## Job
Identify the lines that contain the string "JSON" and copy all of them.

## Data records
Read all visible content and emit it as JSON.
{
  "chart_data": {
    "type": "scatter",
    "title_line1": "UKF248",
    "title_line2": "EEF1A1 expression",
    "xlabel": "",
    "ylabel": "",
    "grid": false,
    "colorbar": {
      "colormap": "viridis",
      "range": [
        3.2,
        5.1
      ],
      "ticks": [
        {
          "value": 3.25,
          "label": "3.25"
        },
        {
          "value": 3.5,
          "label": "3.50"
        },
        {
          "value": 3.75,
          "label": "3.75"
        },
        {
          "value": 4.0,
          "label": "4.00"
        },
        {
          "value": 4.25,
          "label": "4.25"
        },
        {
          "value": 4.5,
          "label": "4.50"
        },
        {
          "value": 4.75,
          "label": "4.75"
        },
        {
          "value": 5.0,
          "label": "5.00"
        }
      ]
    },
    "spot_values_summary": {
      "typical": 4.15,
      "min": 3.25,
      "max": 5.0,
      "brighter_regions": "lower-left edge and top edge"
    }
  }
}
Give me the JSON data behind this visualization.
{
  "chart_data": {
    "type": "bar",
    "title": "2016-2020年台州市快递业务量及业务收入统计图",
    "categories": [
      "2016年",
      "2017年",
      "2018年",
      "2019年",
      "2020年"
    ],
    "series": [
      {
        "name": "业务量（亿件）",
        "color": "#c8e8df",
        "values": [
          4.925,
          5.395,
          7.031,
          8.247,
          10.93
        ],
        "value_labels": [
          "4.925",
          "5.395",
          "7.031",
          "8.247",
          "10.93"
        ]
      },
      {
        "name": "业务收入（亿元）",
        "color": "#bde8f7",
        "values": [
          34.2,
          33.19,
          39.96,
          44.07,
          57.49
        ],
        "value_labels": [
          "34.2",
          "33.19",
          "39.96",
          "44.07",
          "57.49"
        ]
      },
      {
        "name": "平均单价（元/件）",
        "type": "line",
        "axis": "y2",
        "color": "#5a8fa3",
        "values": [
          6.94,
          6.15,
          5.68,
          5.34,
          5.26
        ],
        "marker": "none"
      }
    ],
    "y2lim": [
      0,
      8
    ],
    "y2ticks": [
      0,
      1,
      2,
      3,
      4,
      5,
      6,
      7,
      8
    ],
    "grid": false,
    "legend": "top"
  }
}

## Exercise result
Read all visible content and emit it as JSON.
Give me the JSON data behind this visualization.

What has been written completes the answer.